Data entries:
=====

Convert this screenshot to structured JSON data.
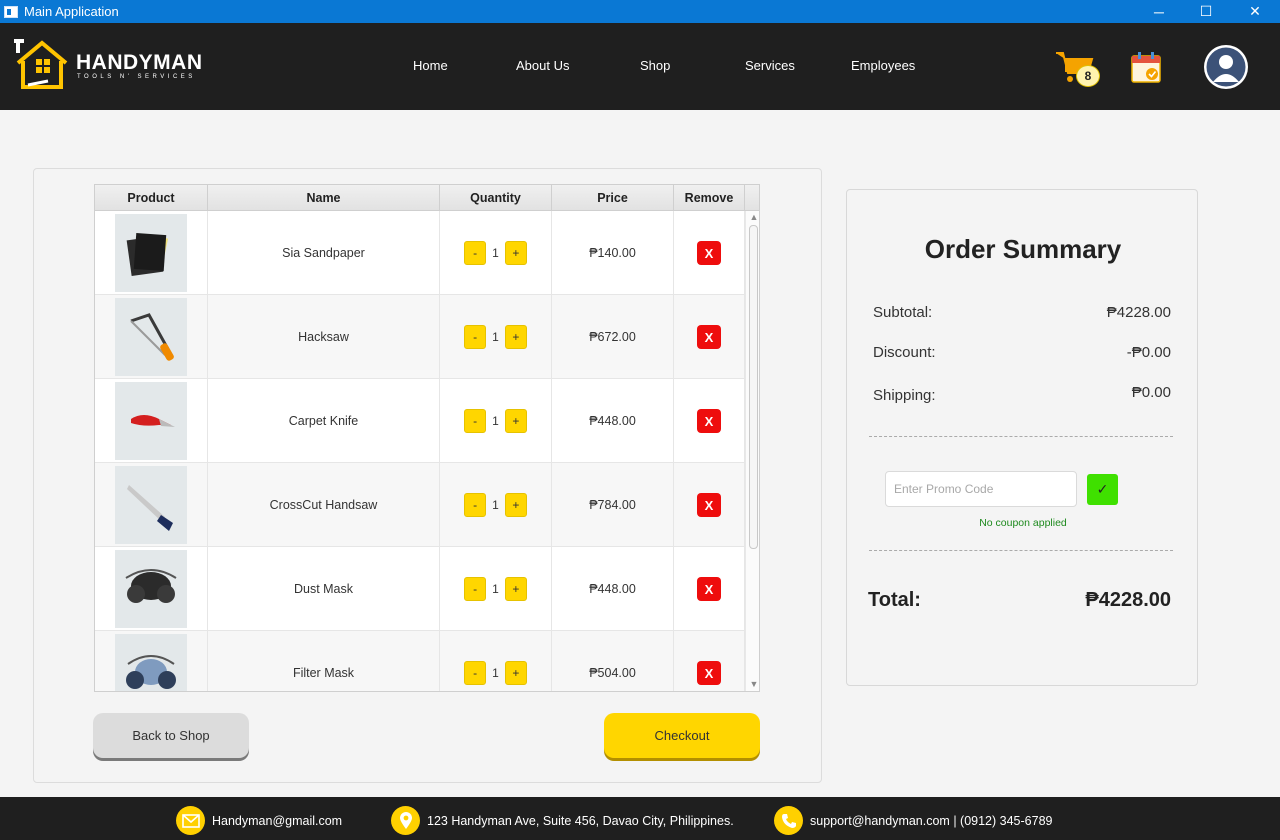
{
  "window": {
    "title": "Main Application",
    "minimize": "─",
    "maximize": "☐",
    "close": "✕"
  },
  "brand": {
    "name": "HANDYMAN",
    "tagline": "TOOLS N' SERVICES"
  },
  "nav": {
    "links": [
      "Home",
      "About Us",
      "Shop",
      "Services",
      "Employees"
    ],
    "cart_count": "8"
  },
  "cart": {
    "columns": [
      "Product",
      "Name",
      "Quantity",
      "Price",
      "Remove"
    ],
    "items": [
      {
        "name": "Sia Sandpaper",
        "qty": "1",
        "price": "₱140.00",
        "icon": "sandpaper-image"
      },
      {
        "name": "Hacksaw",
        "qty": "1",
        "price": "₱672.00",
        "icon": "hacksaw-image"
      },
      {
        "name": "Carpet Knife",
        "qty": "1",
        "price": "₱448.00",
        "icon": "carpet-knife-image"
      },
      {
        "name": "CrossCut Handsaw",
        "qty": "1",
        "price": "₱784.00",
        "icon": "handsaw-image"
      },
      {
        "name": "Dust Mask",
        "qty": "1",
        "price": "₱448.00",
        "icon": "dust-mask-image"
      },
      {
        "name": "Filter Mask",
        "qty": "1",
        "price": "₱504.00",
        "icon": "filter-mask-image"
      }
    ],
    "minus": "-",
    "plus": "+",
    "remove": "X",
    "back_label": "Back to Shop",
    "checkout_label": "Checkout"
  },
  "summary": {
    "title": "Order Summary",
    "subtotal_label": "Subtotal:",
    "subtotal": "₱4228.00",
    "discount_label": "Discount:",
    "discount": "-₱0.00",
    "shipping_label": "Shipping:",
    "shipping": "₱0.00",
    "promo_placeholder": "Enter Promo Code",
    "apply": "✓",
    "coupon_status": "No coupon applied",
    "total_label": "Total:",
    "total": "₱4228.00"
  },
  "footer": {
    "email": "Handyman@gmail.com",
    "address": "123 Handyman Ave, Suite 456, Davao City, Philippines.",
    "support": "support@handyman.com | (0912) 345-6789"
  },
  "colors": {
    "accent": "#ffd600",
    "navbar": "#1f1f1f",
    "titlebar": "#0a78d4",
    "remove": "#ee0d0d",
    "apply": "#3fe000"
  }
}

=====

## Exercise objective
All records should be output exactly, with the pictures left out.

## Output of the exercise
Convert this screenshot to structured JSON data.
{
  "window": {
    "title": "Main Application",
    "minimize": "─",
    "maximize": "☐",
    "close": "✕"
  },
  "brand": {
    "name": "HANDYMAN",
    "tagline": "TOOLS N' SERVICES"
  },
  "nav": {
    "links": [
      "Home",
      "About Us",
      "Shop",
      "Services",
      "Employees"
    ],
    "cart_count": "8"
  },
  "cart": {
    "columns": [
      "Product",
      "Name",
      "Quantity",
      "Price",
      "Remove"
    ],
    "items": [
      {
        "name": "Sia Sandpaper",
        "qty": "1",
        "price": "₱140.00",
        "icon": "sandpaper-image"
      },
      {
        "name": "Hacksaw",
        "qty": "1",
        "price": "₱672.00",
        "icon": "hacksaw-image"
      },
      {
        "name": "Carpet Knife",
        "qty": "1",
        "price": "₱448.00",
        "icon": "carpet-knife-image"
      },
      {
        "name": "CrossCut Handsaw",
        "qty": "1",
        "price": "₱784.00",
        "icon": "handsaw-image"
      },
      {
        "name": "Dust Mask",
        "qty": "1",
        "price": "₱448.00",
        "icon": "dust-mask-image"
      },
      {
        "name": "Filter Mask",
        "qty": "1",
        "price": "₱504.00",
        "icon": "filter-mask-image"
      }
    ],
    "minus": "-",
    "plus": "+",
    "remove": "X",
    "back_label": "Back to Shop",
    "checkout_label": "Checkout"
  },
  "summary": {
    "title": "Order Summary",
    "subtotal_label": "Subtotal:",
    "subtotal": "₱4228.00",
    "discount_label": "Discount:",
    "discount": "-₱0.00",
    "shipping_label": "Shipping:",
    "shipping": "₱0.00",
    "promo_placeholder": "Enter Promo Code",
    "apply": "✓",
    "coupon_status": "No coupon applied",
    "total_label": "Total:",
    "total": "₱4228.00"
  },
  "footer": {
    "email": "Handyman@gmail.com",
    "address": "123 Handyman Ave, Suite 456, Davao City, Philippines.",
    "support": "support@handyman.com | (0912) 345-6789"
  },
  "colors": {
    "accent": "#ffd600",
    "navbar": "#1f1f1f",
    "titlebar": "#0a78d4",
    "remove": "#ee0d0d",
    "apply": "#3fe000"
  }
}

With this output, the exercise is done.